> _Short task_: Write out every single entry exactly.

> _Data to use_:
════════════════
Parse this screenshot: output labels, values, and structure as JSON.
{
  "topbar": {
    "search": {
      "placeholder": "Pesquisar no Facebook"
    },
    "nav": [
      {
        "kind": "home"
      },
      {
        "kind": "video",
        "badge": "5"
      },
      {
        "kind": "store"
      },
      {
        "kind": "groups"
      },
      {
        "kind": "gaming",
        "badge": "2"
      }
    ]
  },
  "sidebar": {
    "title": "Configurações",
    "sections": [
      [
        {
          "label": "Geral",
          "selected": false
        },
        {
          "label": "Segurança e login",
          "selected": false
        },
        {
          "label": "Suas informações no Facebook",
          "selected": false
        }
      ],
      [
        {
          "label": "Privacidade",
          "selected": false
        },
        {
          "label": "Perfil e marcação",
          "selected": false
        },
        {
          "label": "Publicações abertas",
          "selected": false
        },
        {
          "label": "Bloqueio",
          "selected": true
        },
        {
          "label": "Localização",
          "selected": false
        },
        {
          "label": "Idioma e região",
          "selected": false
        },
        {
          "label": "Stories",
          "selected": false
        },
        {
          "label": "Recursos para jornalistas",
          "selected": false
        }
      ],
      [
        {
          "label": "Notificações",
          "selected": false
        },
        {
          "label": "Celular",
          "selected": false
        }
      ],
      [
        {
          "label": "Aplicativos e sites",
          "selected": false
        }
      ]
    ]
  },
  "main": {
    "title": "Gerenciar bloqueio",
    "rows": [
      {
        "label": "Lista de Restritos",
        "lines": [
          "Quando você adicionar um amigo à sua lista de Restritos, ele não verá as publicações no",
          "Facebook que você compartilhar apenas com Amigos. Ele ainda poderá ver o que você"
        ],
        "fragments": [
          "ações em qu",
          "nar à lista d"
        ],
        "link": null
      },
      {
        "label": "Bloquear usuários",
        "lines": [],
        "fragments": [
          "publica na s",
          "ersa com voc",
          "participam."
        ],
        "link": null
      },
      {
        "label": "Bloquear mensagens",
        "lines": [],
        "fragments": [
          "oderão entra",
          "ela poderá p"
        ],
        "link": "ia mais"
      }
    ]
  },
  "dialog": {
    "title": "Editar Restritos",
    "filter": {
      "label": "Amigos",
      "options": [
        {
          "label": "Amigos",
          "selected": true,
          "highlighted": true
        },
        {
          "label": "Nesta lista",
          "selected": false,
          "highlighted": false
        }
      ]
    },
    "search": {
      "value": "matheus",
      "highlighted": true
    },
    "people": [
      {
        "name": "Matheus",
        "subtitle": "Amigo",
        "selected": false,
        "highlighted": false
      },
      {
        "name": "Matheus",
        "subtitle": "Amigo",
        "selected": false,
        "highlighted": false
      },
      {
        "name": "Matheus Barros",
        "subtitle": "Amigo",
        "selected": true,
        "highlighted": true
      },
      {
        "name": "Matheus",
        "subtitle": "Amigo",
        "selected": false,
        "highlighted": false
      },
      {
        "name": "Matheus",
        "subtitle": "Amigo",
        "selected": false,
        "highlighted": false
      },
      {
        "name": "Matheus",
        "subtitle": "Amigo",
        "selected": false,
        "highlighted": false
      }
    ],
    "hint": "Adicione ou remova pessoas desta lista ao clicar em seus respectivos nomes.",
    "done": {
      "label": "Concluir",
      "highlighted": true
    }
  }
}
════════════════
> _Written solution_:
Parse this screenshot: output labels, values, and structure as JSON.
{
  "topbar": {
    "search": {
      "placeholder": "Pesquisar no Facebook"
    },
    "nav": [
      {
        "kind": "home"
      },
      {
        "kind": "video",
        "badge": "5"
      },
      {
        "kind": "store"
      },
      {
        "kind": "groups"
      },
      {
        "kind": "gaming",
        "badge": "2"
      }
    ]
  },
  "sidebar": {
    "title": "Configurações",
    "sections": [
      [
        {
          "label": "Geral",
          "selected": false
        },
        {
          "label": "Segurança e login",
          "selected": false
        },
        {
          "label": "Suas informações no Facebook",
          "selected": false
        }
      ],
      [
        {
          "label": "Privacidade",
          "selected": false
        },
        {
          "label": "Perfil e marcação",
          "selected": false
        },
        {
          "label": "Publicações abertas",
          "selected": false
        },
        {
          "label": "Bloqueio",
          "selected": true
        },
        {
          "label": "Localização",
          "selected": false
        },
        {
          "label": "Idioma e região",
          "selected": false
        },
        {
          "label": "Stories",
          "selected": false
        },
        {
          "label": "Recursos para jornalistas",
          "selected": false
        }
      ],
      [
        {
          "label": "Notificações",
          "selected": false
        },
        {
          "label": "Celular",
          "selected": false
        }
      ],
      [
        {
          "label": "Aplicativos e sites",
          "selected": false
        }
      ]
    ]
  },
  "main": {
    "title": "Gerenciar bloqueio",
    "rows": [
      {
        "label": "Lista de Restritos",
        "lines": [
          "Quando você adicionar um amigo à sua lista de Restritos, ele não verá as publicações no",
          "Facebook que você compartilhar apenas com Amigos. Ele ainda poderá ver o que você"
        ],
        "fragments": [
          "ações em qu",
          "nar à lista d"
        ],
        "link": null
      },
      {
        "label": "Bloquear usuários",
        "lines": [],
        "fragments": [
          "publica na s",
          "ersa com voc",
          "participam."
        ],
        "link": null
      },
      {
        "label": "Bloquear mensagens",
        "lines": [],
        "fragments": [
          "oderão entra",
          "ela poderá p"
        ],
        "link": "ia mais"
      }
    ]
  },
  "dialog": {
    "title": "Editar Restritos",
    "filter": {
      "label": "Amigos",
      "options": [
        {
          "label": "Amigos",
          "selected": true,
          "highlighted": true
        },
        {
          "label": "Nesta lista",
          "selected": false,
          "highlighted": false
        }
      ]
    },
    "search": {
      "value": "matheus",
      "highlighted": true
    },
    "people": [
      {
        "name": "Matheus",
        "subtitle": "Amigo",
        "selected": false,
        "highlighted": false
      },
      {
        "name": "Matheus",
        "subtitle": "Amigo",
        "selected": false,
        "highlighted": false
      },
      {
        "name": "Matheus Barros",
        "subtitle": "Amigo",
        "selected": true,
        "highlighted": true
      },
      {
        "name": "Matheus",
        "subtitle": "Amigo",
        "selected": false,
        "highlighted": false
      },
      {
        "name": "Matheus",
        "subtitle": "Amigo",
        "selected": false,
        "highlighted": false
      },
      {
        "name": "Matheus",
        "subtitle": "Amigo",
        "selected": false,
        "highlighted": false
      }
    ],
    "hint": "Adicione ou remova pessoas desta lista ao clicar em seus respectivos nomes.",
    "done": {
      "label": "Concluir",
      "highlighted": true
    }
  }
}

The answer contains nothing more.